## What you need to do
Transcribe the records below exactly.

## Figure data in JSON
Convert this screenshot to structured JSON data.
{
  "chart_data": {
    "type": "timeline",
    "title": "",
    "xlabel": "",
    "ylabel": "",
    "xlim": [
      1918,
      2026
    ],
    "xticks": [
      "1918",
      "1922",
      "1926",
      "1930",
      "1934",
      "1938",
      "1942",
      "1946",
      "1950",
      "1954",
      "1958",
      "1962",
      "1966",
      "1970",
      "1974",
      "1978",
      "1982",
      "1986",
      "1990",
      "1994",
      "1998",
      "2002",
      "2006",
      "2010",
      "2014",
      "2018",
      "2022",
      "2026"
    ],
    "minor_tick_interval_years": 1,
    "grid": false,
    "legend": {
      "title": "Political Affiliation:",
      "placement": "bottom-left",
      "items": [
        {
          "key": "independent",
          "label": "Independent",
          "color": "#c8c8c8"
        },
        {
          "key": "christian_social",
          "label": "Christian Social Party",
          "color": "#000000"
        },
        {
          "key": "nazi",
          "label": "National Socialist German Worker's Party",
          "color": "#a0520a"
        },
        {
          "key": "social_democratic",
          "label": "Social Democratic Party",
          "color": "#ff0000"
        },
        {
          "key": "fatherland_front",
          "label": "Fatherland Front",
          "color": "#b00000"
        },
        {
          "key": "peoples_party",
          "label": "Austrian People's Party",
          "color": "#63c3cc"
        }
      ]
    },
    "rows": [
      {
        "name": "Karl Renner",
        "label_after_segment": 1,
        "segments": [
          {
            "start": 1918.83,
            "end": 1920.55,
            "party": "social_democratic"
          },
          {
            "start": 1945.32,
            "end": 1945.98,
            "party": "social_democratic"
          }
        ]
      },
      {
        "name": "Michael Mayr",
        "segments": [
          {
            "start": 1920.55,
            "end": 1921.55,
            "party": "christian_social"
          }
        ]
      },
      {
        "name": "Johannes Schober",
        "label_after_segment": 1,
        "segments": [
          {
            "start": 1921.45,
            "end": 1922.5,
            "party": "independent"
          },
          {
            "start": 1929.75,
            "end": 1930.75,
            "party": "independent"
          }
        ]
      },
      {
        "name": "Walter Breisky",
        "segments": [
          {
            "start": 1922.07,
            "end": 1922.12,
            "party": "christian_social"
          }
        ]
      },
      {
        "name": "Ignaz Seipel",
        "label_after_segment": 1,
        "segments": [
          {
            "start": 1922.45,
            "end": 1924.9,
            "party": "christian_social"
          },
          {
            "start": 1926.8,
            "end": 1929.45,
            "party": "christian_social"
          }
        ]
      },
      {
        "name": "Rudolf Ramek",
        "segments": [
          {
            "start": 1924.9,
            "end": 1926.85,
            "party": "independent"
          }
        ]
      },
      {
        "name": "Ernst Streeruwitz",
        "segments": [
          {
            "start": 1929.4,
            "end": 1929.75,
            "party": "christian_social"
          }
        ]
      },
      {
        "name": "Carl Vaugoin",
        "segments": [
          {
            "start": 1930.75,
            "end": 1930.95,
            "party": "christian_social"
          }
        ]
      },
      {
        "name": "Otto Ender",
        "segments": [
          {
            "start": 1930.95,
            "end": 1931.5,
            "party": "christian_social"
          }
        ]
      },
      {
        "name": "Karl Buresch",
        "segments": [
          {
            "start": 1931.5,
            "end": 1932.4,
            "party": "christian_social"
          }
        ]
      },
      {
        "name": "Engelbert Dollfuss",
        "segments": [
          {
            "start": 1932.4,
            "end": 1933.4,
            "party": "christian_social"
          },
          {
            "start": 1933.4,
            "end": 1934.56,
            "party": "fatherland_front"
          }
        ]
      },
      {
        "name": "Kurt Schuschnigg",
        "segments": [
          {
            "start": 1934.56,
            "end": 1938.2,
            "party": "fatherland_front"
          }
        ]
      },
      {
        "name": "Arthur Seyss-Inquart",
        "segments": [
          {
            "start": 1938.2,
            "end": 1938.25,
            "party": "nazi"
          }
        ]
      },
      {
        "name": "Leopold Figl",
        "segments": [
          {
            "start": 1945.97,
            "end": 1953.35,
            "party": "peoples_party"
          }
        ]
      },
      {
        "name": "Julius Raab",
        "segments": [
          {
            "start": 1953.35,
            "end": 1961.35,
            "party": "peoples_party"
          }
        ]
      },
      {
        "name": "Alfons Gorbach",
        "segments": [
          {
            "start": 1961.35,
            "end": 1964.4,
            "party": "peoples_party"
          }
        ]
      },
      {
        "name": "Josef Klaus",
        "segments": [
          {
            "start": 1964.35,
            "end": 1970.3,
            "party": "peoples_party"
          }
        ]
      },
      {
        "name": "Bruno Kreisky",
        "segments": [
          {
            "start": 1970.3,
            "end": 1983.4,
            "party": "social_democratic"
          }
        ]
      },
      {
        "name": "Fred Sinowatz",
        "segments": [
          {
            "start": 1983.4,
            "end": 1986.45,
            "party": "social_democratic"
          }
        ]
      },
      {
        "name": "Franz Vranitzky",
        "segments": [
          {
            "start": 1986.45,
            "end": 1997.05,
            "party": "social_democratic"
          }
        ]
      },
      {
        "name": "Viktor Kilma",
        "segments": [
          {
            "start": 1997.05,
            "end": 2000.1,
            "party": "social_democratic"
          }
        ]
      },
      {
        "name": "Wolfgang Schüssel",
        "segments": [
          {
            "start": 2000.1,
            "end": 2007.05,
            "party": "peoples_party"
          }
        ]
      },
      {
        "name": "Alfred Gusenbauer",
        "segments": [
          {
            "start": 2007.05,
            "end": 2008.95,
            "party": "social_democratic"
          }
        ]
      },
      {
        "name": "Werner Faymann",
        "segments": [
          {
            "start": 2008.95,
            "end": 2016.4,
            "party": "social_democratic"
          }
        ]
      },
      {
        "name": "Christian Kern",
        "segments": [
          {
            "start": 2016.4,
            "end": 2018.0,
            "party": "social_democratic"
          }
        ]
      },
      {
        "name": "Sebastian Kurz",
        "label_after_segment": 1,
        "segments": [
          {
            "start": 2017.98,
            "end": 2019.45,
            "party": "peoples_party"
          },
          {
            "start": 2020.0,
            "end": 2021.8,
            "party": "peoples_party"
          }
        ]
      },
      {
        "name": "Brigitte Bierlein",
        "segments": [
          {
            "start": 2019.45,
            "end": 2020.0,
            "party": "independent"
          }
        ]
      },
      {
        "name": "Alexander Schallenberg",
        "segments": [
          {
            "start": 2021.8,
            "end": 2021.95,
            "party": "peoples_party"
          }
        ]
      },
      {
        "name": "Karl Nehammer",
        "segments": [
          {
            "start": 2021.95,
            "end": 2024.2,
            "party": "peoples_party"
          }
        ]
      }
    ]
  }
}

## Output below
Convert this screenshot to structured JSON data.
{
  "chart_data": {
    "type": "timeline",
    "title": "",
    "xlabel": "",
    "ylabel": "",
    "xlim": [
      1918,
      2026
    ],
    "xticks": [
      "1918",
      "1922",
      "1926",
      "1930",
      "1934",
      "1938",
      "1942",
      "1946",
      "1950",
      "1954",
      "1958",
      "1962",
      "1966",
      "1970",
      "1974",
      "1978",
      "1982",
      "1986",
      "1990",
      "1994",
      "1998",
      "2002",
      "2006",
      "2010",
      "2014",
      "2018",
      "2022",
      "2026"
    ],
    "minor_tick_interval_years": 1,
    "grid": false,
    "legend": {
      "title": "Political Affiliation:",
      "placement": "bottom-left",
      "items": [
        {
          "key": "independent",
          "label": "Independent",
          "color": "#c8c8c8"
        },
        {
          "key": "christian_social",
          "label": "Christian Social Party",
          "color": "#000000"
        },
        {
          "key": "nazi",
          "label": "National Socialist German Worker's Party",
          "color": "#a0520a"
        },
        {
          "key": "social_democratic",
          "label": "Social Democratic Party",
          "color": "#ff0000"
        },
        {
          "key": "fatherland_front",
          "label": "Fatherland Front",
          "color": "#b00000"
        },
        {
          "key": "peoples_party",
          "label": "Austrian People's Party",
          "color": "#63c3cc"
        }
      ]
    },
    "rows": [
      {
        "name": "Karl Renner",
        "label_after_segment": 1,
        "segments": [
          {
            "start": 1918.83,
            "end": 1920.55,
            "party": "social_democratic"
          },
          {
            "start": 1945.32,
            "end": 1945.98,
            "party": "social_democratic"
          }
        ]
      },
      {
        "name": "Michael Mayr",
        "segments": [
          {
            "start": 1920.55,
            "end": 1921.55,
            "party": "christian_social"
          }
        ]
      },
      {
        "name": "Johannes Schober",
        "label_after_segment": 1,
        "segments": [
          {
            "start": 1921.45,
            "end": 1922.5,
            "party": "independent"
          },
          {
            "start": 1929.75,
            "end": 1930.75,
            "party": "independent"
          }
        ]
      },
      {
        "name": "Walter Breisky",
        "segments": [
          {
            "start": 1922.07,
            "end": 1922.12,
            "party": "christian_social"
          }
        ]
      },
      {
        "name": "Ignaz Seipel",
        "label_after_segment": 1,
        "segments": [
          {
            "start": 1922.45,
            "end": 1924.9,
            "party": "christian_social"
          },
          {
            "start": 1926.8,
            "end": 1929.45,
            "party": "christian_social"
          }
        ]
      },
      {
        "name": "Rudolf Ramek",
        "segments": [
          {
            "start": 1924.9,
            "end": 1926.85,
            "party": "independent"
          }
        ]
      },
      {
        "name": "Ernst Streeruwitz",
        "segments": [
          {
            "start": 1929.4,
            "end": 1929.75,
            "party": "christian_social"
          }
        ]
      },
      {
        "name": "Carl Vaugoin",
        "segments": [
          {
            "start": 1930.75,
            "end": 1930.95,
            "party": "christian_social"
          }
        ]
      },
      {
        "name": "Otto Ender",
        "segments": [
          {
            "start": 1930.95,
            "end": 1931.5,
            "party": "christian_social"
          }
        ]
      },
      {
        "name": "Karl Buresch",
        "segments": [
          {
            "start": 1931.5,
            "end": 1932.4,
            "party": "christian_social"
          }
        ]
      },
      {
        "name": "Engelbert Dollfuss",
        "segments": [
          {
            "start": 1932.4,
            "end": 1933.4,
            "party": "christian_social"
          },
          {
            "start": 1933.4,
            "end": 1934.56,
            "party": "fatherland_front"
          }
        ]
      },
      {
        "name": "Kurt Schuschnigg",
        "segments": [
          {
            "start": 1934.56,
            "end": 1938.2,
            "party": "fatherland_front"
          }
        ]
      },
      {
        "name": "Arthur Seyss-Inquart",
        "segments": [
          {
            "start": 1938.2,
            "end": 1938.25,
            "party": "nazi"
          }
        ]
      },
      {
        "name": "Leopold Figl",
        "segments": [
          {
            "start": 1945.97,
            "end": 1953.35,
            "party": "peoples_party"
          }
        ]
      },
      {
        "name": "Julius Raab",
        "segments": [
          {
            "start": 1953.35,
            "end": 1961.35,
            "party": "peoples_party"
          }
        ]
      },
      {
        "name": "Alfons Gorbach",
        "segments": [
          {
            "start": 1961.35,
            "end": 1964.4,
            "party": "peoples_party"
          }
        ]
      },
      {
        "name": "Josef Klaus",
        "segments": [
          {
            "start": 1964.35,
            "end": 1970.3,
            "party": "peoples_party"
          }
        ]
      },
      {
        "name": "Bruno Kreisky",
        "segments": [
          {
            "start": 1970.3,
            "end": 1983.4,
            "party": "social_democratic"
          }
        ]
      },
      {
        "name": "Fred Sinowatz",
        "segments": [
          {
            "start": 1983.4,
            "end": 1986.45,
            "party": "social_democratic"
          }
        ]
      },
      {
        "name": "Franz Vranitzky",
        "segments": [
          {
            "start": 1986.45,
            "end": 1997.05,
            "party": "social_democratic"
          }
        ]
      },
      {
        "name": "Viktor Kilma",
        "segments": [
          {
            "start": 1997.05,
            "end": 2000.1,
            "party": "social_democratic"
          }
        ]
      },
      {
        "name": "Wolfgang Schüssel",
        "segments": [
          {
            "start": 2000.1,
            "end": 2007.05,
            "party": "peoples_party"
          }
        ]
      },
      {
        "name": "Alfred Gusenbauer",
        "segments": [
          {
            "start": 2007.05,
            "end": 2008.95,
            "party": "social_democratic"
          }
        ]
      },
      {
        "name": "Werner Faymann",
        "segments": [
          {
            "start": 2008.95,
            "end": 2016.4,
            "party": "social_democratic"
          }
        ]
      },
      {
        "name": "Christian Kern",
        "segments": [
          {
            "start": 2016.4,
            "end": 2018.0,
            "party": "social_democratic"
          }
        ]
      },
      {
        "name": "Sebastian Kurz",
        "label_after_segment": 1,
        "segments": [
          {
            "start": 2017.98,
            "end": 2019.45,
            "party": "peoples_party"
          },
          {
            "start": 2020.0,
            "end": 2021.8,
            "party": "peoples_party"
          }
        ]
      },
      {
        "name": "Brigitte Bierlein",
        "segments": [
          {
            "start": 2019.45,
            "end": 2020.0,
            "party": "independent"
          }
        ]
      },
      {
        "name": "Alexander Schallenberg",
        "segments": [
          {
            "start": 2021.8,
            "end": 2021.95,
            "party": "peoples_party"
          }
        ]
      },
      {
        "name": "Karl Nehammer",
        "segments": [
          {
            "start": 2021.95,
            "end": 2024.2,
            "party": "peoples_party"
          }
        ]
      }
    ]
  }
}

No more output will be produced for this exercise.